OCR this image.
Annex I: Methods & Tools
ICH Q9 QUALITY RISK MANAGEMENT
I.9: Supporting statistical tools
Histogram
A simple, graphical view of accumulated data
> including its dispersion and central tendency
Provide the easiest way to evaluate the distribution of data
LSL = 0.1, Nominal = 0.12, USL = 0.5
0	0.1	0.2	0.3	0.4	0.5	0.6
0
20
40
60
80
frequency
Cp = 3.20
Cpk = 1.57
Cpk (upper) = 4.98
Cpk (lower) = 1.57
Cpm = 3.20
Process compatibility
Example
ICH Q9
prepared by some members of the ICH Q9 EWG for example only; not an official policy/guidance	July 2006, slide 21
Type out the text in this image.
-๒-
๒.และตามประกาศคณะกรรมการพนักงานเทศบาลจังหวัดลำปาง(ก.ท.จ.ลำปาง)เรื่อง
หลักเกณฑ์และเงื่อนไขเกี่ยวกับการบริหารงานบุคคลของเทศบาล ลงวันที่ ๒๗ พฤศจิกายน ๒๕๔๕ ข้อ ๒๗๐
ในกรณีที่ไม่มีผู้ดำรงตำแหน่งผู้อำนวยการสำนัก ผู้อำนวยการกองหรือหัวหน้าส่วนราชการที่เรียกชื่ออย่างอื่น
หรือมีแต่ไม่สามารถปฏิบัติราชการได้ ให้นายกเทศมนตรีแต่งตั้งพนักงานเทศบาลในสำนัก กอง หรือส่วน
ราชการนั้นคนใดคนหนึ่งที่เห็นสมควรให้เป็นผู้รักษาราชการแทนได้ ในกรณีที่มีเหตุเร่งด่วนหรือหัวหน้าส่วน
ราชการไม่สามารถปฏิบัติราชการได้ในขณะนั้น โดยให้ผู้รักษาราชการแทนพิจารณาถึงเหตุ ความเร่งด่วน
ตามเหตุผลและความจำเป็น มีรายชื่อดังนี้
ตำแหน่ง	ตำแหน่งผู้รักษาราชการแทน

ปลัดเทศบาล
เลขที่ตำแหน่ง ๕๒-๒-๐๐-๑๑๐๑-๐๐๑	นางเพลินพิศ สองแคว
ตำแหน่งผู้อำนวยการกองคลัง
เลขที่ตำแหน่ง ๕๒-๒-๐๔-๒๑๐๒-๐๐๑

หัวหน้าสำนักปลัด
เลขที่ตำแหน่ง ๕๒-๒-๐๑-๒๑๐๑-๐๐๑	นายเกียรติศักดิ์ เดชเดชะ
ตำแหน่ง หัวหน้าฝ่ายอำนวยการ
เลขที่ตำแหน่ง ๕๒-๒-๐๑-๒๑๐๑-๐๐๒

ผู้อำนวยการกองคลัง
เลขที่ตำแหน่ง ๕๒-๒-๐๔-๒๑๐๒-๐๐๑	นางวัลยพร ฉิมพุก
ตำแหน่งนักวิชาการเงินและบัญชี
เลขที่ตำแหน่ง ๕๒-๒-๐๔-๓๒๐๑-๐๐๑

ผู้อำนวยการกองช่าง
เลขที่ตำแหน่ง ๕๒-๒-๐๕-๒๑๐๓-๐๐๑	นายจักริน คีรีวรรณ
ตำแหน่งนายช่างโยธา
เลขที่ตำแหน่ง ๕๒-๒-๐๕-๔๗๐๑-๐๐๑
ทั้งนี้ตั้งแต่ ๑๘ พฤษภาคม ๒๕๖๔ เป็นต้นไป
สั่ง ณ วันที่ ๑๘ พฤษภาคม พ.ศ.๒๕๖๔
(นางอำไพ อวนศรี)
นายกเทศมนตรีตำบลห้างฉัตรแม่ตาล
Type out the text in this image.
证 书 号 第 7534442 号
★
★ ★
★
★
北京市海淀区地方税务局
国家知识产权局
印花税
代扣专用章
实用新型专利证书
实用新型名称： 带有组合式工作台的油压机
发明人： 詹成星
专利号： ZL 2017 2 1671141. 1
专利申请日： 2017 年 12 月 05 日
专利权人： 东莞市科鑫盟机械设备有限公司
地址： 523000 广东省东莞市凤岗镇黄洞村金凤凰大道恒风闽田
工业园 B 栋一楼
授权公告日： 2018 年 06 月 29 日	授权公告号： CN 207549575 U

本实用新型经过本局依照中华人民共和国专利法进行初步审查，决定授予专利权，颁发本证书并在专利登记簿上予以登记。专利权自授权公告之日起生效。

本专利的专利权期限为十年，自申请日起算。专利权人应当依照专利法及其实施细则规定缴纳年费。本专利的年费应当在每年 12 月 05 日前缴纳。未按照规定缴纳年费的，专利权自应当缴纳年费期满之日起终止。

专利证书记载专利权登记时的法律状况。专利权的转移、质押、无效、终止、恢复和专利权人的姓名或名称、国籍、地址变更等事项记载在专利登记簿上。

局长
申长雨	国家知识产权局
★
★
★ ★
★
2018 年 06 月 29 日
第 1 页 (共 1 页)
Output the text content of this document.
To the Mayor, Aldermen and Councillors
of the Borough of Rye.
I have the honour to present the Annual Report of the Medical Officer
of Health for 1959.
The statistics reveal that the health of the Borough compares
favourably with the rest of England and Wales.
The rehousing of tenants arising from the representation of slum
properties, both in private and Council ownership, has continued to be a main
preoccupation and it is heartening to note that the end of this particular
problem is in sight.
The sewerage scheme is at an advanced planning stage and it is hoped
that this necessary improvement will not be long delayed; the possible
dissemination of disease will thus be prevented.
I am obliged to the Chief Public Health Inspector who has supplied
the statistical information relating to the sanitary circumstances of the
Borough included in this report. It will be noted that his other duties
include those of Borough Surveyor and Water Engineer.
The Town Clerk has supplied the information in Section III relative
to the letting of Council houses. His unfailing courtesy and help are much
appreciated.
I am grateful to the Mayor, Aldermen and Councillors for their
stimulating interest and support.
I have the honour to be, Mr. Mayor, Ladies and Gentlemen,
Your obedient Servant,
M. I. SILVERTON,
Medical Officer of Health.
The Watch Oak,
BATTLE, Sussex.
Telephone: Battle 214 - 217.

==================================================

= Task directions =
Tell how many lines contain the word "เลขท", using only the number.

= The completed task =
8